#### [Task directions]
Print the data exactly as it is given, please.

#### [Task inputs]

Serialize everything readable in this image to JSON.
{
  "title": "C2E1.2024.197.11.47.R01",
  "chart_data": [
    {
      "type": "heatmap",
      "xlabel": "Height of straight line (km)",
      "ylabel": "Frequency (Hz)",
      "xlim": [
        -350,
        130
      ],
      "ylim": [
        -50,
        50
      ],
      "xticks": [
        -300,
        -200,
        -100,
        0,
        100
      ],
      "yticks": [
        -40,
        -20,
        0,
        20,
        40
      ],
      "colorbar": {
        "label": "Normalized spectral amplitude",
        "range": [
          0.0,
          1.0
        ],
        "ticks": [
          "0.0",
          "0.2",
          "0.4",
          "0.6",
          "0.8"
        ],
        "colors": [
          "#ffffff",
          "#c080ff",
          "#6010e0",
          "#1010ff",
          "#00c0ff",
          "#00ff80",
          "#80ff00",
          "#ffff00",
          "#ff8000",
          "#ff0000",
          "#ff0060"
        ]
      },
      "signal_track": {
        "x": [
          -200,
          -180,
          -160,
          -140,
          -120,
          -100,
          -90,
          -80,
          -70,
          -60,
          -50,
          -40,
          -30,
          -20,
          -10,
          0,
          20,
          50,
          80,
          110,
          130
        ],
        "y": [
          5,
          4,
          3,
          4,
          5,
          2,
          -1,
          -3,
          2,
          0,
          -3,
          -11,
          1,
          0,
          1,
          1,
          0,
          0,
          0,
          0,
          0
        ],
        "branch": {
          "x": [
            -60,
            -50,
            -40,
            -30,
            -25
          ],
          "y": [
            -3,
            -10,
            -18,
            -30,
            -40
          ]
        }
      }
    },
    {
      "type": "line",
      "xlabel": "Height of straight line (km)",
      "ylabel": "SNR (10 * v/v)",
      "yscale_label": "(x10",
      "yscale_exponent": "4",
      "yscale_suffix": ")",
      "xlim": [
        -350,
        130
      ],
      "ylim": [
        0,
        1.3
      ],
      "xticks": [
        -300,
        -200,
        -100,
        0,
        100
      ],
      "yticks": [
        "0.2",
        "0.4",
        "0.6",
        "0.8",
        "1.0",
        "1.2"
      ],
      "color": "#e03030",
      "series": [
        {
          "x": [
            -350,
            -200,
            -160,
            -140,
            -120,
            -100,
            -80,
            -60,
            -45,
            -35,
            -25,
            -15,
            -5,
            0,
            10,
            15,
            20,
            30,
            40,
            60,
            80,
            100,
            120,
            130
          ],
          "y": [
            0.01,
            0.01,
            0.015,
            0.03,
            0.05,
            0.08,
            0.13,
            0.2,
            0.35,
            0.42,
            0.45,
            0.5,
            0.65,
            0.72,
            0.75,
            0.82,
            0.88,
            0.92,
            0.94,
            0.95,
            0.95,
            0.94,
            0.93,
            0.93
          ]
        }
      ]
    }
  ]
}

#### [Response]
Serialize everything readable in this image to JSON.
{
  "title": "C2E1.2024.197.11.47.R01",
  "chart_data": [
    {
      "type": "heatmap",
      "xlabel": "Height of straight line (km)",
      "ylabel": "Frequency (Hz)",
      "xlim": [
        -350,
        130
      ],
      "ylim": [
        -50,
        50
      ],
      "xticks": [
        -300,
        -200,
        -100,
        0,
        100
      ],
      "yticks": [
        -40,
        -20,
        0,
        20,
        40
      ],
      "colorbar": {
        "label": "Normalized spectral amplitude",
        "range": [
          0.0,
          1.0
        ],
        "ticks": [
          "0.0",
          "0.2",
          "0.4",
          "0.6",
          "0.8"
        ],
        "colors": [
          "#ffffff",
          "#c080ff",
          "#6010e0",
          "#1010ff",
          "#00c0ff",
          "#00ff80",
          "#80ff00",
          "#ffff00",
          "#ff8000",
          "#ff0000",
          "#ff0060"
        ]
      },
      "signal_track": {
        "x": [
          -200,
          -180,
          -160,
          -140,
          -120,
          -100,
          -90,
          -80,
          -70,
          -60,
          -50,
          -40,
          -30,
          -20,
          -10,
          0,
          20,
          50,
          80,
          110,
          130
        ],
        "y": [
          5,
          4,
          3,
          4,
          5,
          2,
          -1,
          -3,
          2,
          0,
          -3,
          -11,
          1,
          0,
          1,
          1,
          0,
          0,
          0,
          0,
          0
        ],
        "branch": {
          "x": [
            -60,
            -50,
            -40,
            -30,
            -25
          ],
          "y": [
            -3,
            -10,
            -18,
            -30,
            -40
          ]
        }
      }
    },
    {
      "type": "line",
      "xlabel": "Height of straight line (km)",
      "ylabel": "SNR (10 * v/v)",
      "yscale_label": "(x10",
      "yscale_exponent": "4",
      "yscale_suffix": ")",
      "xlim": [
        -350,
        130
      ],
      "ylim": [
        0,
        1.3
      ],
      "xticks": [
        -300,
        -200,
        -100,
        0,
        100
      ],
      "yticks": [
        "0.2",
        "0.4",
        "0.6",
        "0.8",
        "1.0",
        "1.2"
      ],
      "color": "#e03030",
      "series": [
        {
          "x": [
            -350,
            -200,
            -160,
            -140,
            -120,
            -100,
            -80,
            -60,
            -45,
            -35,
            -25,
            -15,
            -5,
            0,
            10,
            15,
            20,
            30,
            40,
            60,
            80,
            100,
            120,
            130
          ],
          "y": [
            0.01,
            0.01,
            0.015,
            0.03,
            0.05,
            0.08,
            0.13,
            0.2,
            0.35,
            0.42,
            0.45,
            0.5,
            0.65,
            0.72,
            0.75,
            0.82,
            0.88,
            0.92,
            0.94,
            0.95,
            0.95,
            0.94,
            0.93,
            0.93
          ]
        }
      ]
    }
  ]
}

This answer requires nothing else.